───── DATA LISTING ─────

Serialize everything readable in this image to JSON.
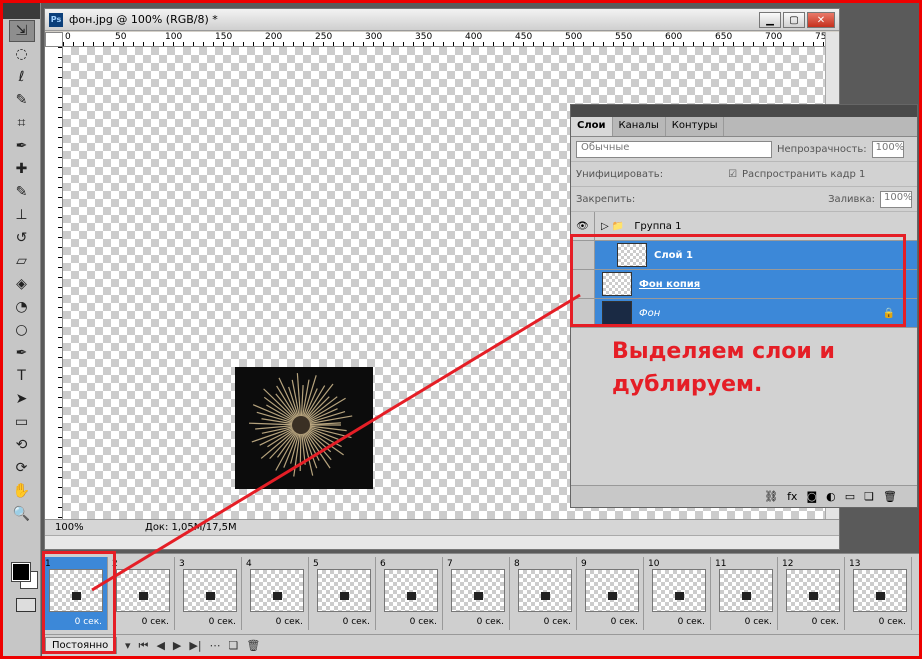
{
  "accent_color": "#e51e26",
  "selection_color": "#3c88d8",
  "tools": [
    "move-icon",
    "marquee-icon",
    "lasso-icon",
    "quick-select-icon",
    "crop-icon",
    "eyedropper-icon",
    "healing-icon",
    "brush-icon",
    "stamp-icon",
    "history-brush-icon",
    "eraser-icon",
    "bucket-icon",
    "blur-icon",
    "dodge-icon",
    "pen-icon",
    "type-icon",
    "path-select-icon",
    "shape-icon",
    "3d-rotate-icon",
    "3d-orbit-icon",
    "hand-icon",
    "zoom-icon"
  ],
  "document": {
    "title": "фон.jpg @ 100% (RGB/8) *",
    "ruler_marks": [
      "0",
      "50",
      "100",
      "150",
      "200",
      "250",
      "300",
      "350",
      "400",
      "450",
      "500",
      "550",
      "600",
      "650",
      "700",
      "750"
    ],
    "zoom": "100%",
    "doc_info": "Док: 1,05M/17,5M"
  },
  "layers_panel": {
    "tabs": [
      "Слои",
      "Каналы",
      "Контуры"
    ],
    "blend_mode": "Обычные",
    "opacity_label": "Непрозрачность:",
    "opacity_value": "100%",
    "unify_label": "Унифицировать:",
    "propagate_label": "Распространить кадр 1",
    "lock_label": "Закрепить:",
    "fill_label": "Заливка:",
    "fill_value": "100%",
    "layers": [
      {
        "name": "Группа 1"
      },
      {
        "name": "Слой 1"
      },
      {
        "name": "Фон копия"
      },
      {
        "name": "Фон"
      }
    ]
  },
  "annotation": "Выделяем слои и дублируем.",
  "timeline": {
    "frames": [
      {
        "num": "1",
        "delay": "0 сек."
      },
      {
        "num": "2",
        "delay": "0 сек."
      },
      {
        "num": "3",
        "delay": "0 сек."
      },
      {
        "num": "4",
        "delay": "0 сек."
      },
      {
        "num": "5",
        "delay": "0 сек."
      },
      {
        "num": "6",
        "delay": "0 сек."
      },
      {
        "num": "7",
        "delay": "0 сек."
      },
      {
        "num": "8",
        "delay": "0 сек."
      },
      {
        "num": "9",
        "delay": "0 сек."
      },
      {
        "num": "10",
        "delay": "0 сек."
      },
      {
        "num": "11",
        "delay": "0 сек."
      },
      {
        "num": "12",
        "delay": "0 сек."
      },
      {
        "num": "13",
        "delay": "0 сек."
      }
    ],
    "loop": "Постоянно"
  }
}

─────

WHAT YOU NEED TO DO:
Keep every word of the data as it is when you write it out, but drop the pictures.

TASK OUTPUT:
Serialize everything readable in this image to JSON.
{
  "accent_color": "#e51e26",
  "selection_color": "#3c88d8",
  "tools": [
    "move-icon",
    "marquee-icon",
    "lasso-icon",
    "quick-select-icon",
    "crop-icon",
    "eyedropper-icon",
    "healing-icon",
    "brush-icon",
    "stamp-icon",
    "history-brush-icon",
    "eraser-icon",
    "bucket-icon",
    "blur-icon",
    "dodge-icon",
    "pen-icon",
    "type-icon",
    "path-select-icon",
    "shape-icon",
    "3d-rotate-icon",
    "3d-orbit-icon",
    "hand-icon",
    "zoom-icon"
  ],
  "document": {
    "title": "фон.jpg @ 100% (RGB/8) *",
    "ruler_marks": [
      "0",
      "50",
      "100",
      "150",
      "200",
      "250",
      "300",
      "350",
      "400",
      "450",
      "500",
      "550",
      "600",
      "650",
      "700",
      "750"
    ],
    "zoom": "100%",
    "doc_info": "Док: 1,05M/17,5M"
  },
  "layers_panel": {
    "tabs": [
      "Слои",
      "Каналы",
      "Контуры"
    ],
    "blend_mode": "Обычные",
    "opacity_label": "Непрозрачность:",
    "opacity_value": "100%",
    "unify_label": "Унифицировать:",
    "propagate_label": "Распространить кадр 1",
    "lock_label": "Закрепить:",
    "fill_label": "Заливка:",
    "fill_value": "100%",
    "layers": [
      {
        "name": "Группа 1"
      },
      {
        "name": "Слой 1"
      },
      {
        "name": "Фон копия"
      },
      {
        "name": "Фон"
      }
    ]
  },
  "annotation": "Выделяем слои и дублируем.",
  "timeline": {
    "frames": [
      {
        "num": "1",
        "delay": "0 сек."
      },
      {
        "num": "2",
        "delay": "0 сек."
      },
      {
        "num": "3",
        "delay": "0 сек."
      },
      {
        "num": "4",
        "delay": "0 сек."
      },
      {
        "num": "5",
        "delay": "0 сек."
      },
      {
        "num": "6",
        "delay": "0 сек."
      },
      {
        "num": "7",
        "delay": "0 сек."
      },
      {
        "num": "8",
        "delay": "0 сек."
      },
      {
        "num": "9",
        "delay": "0 сек."
      },
      {
        "num": "10",
        "delay": "0 сек."
      },
      {
        "num": "11",
        "delay": "0 сек."
      },
      {
        "num": "12",
        "delay": "0 сек."
      },
      {
        "num": "13",
        "delay": "0 сек."
      }
    ],
    "loop": "Постоянно"
  }
}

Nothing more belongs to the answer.